** Working data **
- - -

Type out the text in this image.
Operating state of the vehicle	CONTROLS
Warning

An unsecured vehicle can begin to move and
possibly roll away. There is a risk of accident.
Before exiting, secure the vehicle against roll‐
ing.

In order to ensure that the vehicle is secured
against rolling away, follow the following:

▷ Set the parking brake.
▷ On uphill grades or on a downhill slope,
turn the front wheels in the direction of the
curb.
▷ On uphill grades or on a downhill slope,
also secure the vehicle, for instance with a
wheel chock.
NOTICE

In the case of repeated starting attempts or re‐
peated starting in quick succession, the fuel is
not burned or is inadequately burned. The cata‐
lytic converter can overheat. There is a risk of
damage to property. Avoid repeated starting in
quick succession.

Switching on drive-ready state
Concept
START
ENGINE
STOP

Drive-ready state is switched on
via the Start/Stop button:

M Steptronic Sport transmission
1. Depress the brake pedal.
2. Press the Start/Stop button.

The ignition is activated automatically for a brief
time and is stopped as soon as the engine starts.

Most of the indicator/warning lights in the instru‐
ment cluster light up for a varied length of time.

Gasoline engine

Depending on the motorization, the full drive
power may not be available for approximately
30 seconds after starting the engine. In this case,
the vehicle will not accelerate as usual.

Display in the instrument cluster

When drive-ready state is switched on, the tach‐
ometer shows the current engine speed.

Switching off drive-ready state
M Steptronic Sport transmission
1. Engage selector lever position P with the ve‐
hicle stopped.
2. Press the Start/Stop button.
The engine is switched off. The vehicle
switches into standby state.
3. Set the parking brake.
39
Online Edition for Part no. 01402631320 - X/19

- - -

** Problem requirements **
Copy every line that contains the string "Switching".

** Output of the task **
Switching on drive-ready state
Switching off drive-ready state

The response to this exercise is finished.